EXERCISE REQUIREMENTS — Keep only the lines of the data below that contain "content", and copy them.

RECORD EXTRACTS —

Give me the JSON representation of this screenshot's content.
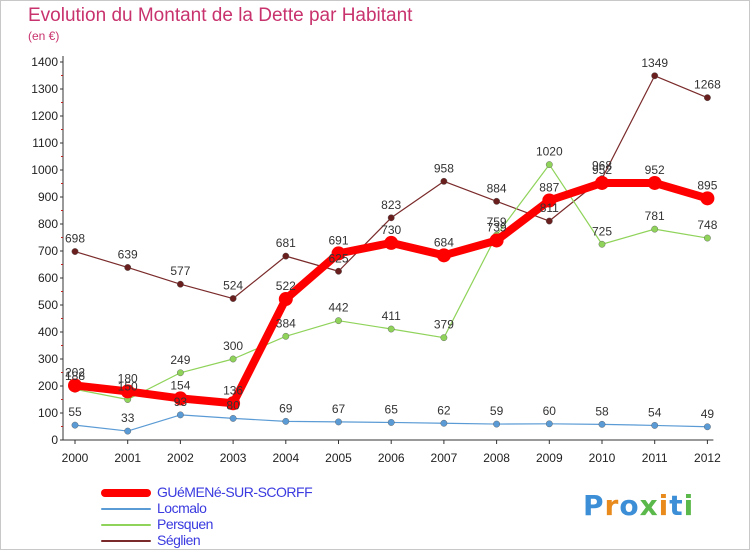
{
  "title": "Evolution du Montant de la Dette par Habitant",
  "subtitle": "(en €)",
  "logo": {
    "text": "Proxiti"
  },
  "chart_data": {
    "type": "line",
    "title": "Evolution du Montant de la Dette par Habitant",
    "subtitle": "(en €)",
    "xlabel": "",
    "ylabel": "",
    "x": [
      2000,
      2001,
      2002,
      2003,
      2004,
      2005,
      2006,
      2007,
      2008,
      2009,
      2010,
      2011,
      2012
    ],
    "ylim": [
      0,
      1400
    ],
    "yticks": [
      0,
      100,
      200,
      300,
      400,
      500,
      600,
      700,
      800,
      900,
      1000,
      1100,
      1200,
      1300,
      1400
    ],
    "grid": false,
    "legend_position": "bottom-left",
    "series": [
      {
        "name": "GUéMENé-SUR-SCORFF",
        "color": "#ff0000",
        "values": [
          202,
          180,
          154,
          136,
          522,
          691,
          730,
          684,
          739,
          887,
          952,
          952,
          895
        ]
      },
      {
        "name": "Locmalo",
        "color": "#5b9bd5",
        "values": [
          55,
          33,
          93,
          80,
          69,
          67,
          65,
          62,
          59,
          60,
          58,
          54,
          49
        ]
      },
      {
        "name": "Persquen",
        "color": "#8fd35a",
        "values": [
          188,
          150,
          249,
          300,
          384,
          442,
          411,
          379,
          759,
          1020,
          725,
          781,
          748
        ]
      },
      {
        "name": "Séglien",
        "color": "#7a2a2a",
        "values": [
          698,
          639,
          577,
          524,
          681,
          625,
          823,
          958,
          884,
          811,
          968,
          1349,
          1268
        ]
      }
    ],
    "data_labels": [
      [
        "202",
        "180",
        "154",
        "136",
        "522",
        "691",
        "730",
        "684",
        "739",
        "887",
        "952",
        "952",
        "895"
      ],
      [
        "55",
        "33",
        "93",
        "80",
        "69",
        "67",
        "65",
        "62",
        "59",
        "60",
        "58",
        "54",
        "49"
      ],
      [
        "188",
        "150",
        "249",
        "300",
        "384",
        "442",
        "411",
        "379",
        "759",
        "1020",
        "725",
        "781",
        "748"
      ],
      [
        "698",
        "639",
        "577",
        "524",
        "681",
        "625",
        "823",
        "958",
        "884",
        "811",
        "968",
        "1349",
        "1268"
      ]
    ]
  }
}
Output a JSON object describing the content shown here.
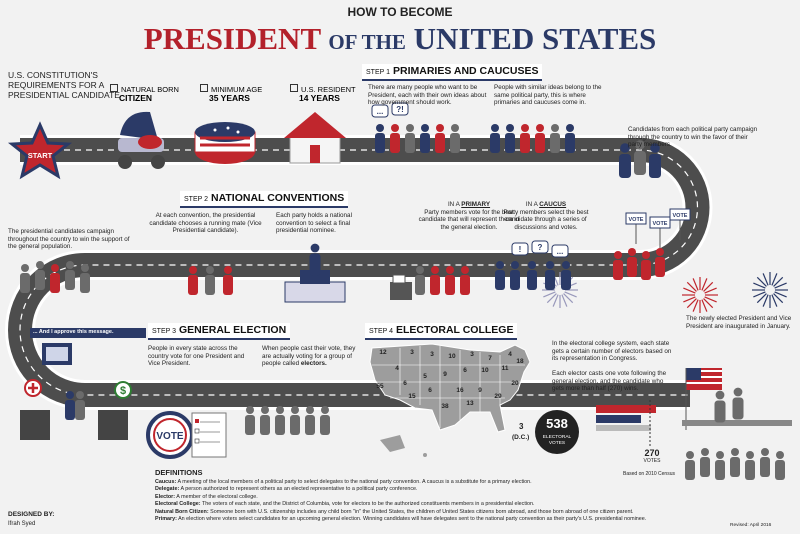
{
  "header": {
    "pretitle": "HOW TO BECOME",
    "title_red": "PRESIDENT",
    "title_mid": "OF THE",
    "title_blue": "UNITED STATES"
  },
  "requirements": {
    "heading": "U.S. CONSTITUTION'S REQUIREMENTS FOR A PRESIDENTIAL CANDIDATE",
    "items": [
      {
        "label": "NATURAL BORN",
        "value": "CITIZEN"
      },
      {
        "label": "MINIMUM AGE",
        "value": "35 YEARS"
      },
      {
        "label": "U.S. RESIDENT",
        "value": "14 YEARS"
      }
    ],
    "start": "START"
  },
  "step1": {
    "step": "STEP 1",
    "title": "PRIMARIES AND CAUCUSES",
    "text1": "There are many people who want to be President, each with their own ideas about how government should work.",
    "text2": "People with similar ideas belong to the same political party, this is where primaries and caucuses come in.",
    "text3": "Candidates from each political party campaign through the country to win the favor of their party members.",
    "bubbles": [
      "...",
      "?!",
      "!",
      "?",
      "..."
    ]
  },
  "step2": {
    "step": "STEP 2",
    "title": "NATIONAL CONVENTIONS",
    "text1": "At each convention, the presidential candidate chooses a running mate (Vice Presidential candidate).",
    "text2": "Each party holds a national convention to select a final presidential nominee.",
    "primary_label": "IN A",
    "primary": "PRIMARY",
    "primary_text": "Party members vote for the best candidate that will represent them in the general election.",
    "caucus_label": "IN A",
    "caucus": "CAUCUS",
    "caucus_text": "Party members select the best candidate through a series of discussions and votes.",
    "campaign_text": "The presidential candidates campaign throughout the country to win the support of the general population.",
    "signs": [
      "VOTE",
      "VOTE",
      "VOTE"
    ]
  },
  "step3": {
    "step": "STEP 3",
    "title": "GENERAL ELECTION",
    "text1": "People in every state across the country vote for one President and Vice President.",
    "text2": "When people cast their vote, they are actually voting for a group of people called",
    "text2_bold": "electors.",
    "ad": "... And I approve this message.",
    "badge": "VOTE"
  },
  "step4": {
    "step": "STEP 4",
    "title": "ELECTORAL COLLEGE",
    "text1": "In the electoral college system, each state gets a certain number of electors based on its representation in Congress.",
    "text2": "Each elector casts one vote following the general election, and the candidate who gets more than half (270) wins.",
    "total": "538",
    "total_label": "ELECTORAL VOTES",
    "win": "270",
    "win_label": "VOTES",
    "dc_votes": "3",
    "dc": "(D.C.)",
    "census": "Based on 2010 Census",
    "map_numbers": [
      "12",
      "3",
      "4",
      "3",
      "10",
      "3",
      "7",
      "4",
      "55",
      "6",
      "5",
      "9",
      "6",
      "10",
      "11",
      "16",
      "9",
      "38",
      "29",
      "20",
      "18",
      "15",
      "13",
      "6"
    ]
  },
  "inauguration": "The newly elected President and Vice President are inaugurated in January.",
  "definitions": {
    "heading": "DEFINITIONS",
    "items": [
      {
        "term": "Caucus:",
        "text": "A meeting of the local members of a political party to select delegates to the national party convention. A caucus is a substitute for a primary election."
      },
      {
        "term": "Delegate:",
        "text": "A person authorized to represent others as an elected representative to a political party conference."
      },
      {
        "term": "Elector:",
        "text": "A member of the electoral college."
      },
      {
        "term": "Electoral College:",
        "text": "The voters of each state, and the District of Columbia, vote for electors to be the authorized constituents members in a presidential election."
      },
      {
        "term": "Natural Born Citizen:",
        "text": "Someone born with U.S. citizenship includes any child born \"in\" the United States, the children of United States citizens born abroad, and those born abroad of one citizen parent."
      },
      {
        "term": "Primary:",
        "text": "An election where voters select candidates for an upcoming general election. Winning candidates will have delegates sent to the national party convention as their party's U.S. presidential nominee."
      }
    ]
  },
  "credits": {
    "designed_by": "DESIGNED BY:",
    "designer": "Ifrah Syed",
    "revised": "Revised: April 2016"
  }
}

RESPONSE FOR THIS EXERCISE —
Give me the JSON representation of this screenshot's content.
Output a JSON object describing the content shown here.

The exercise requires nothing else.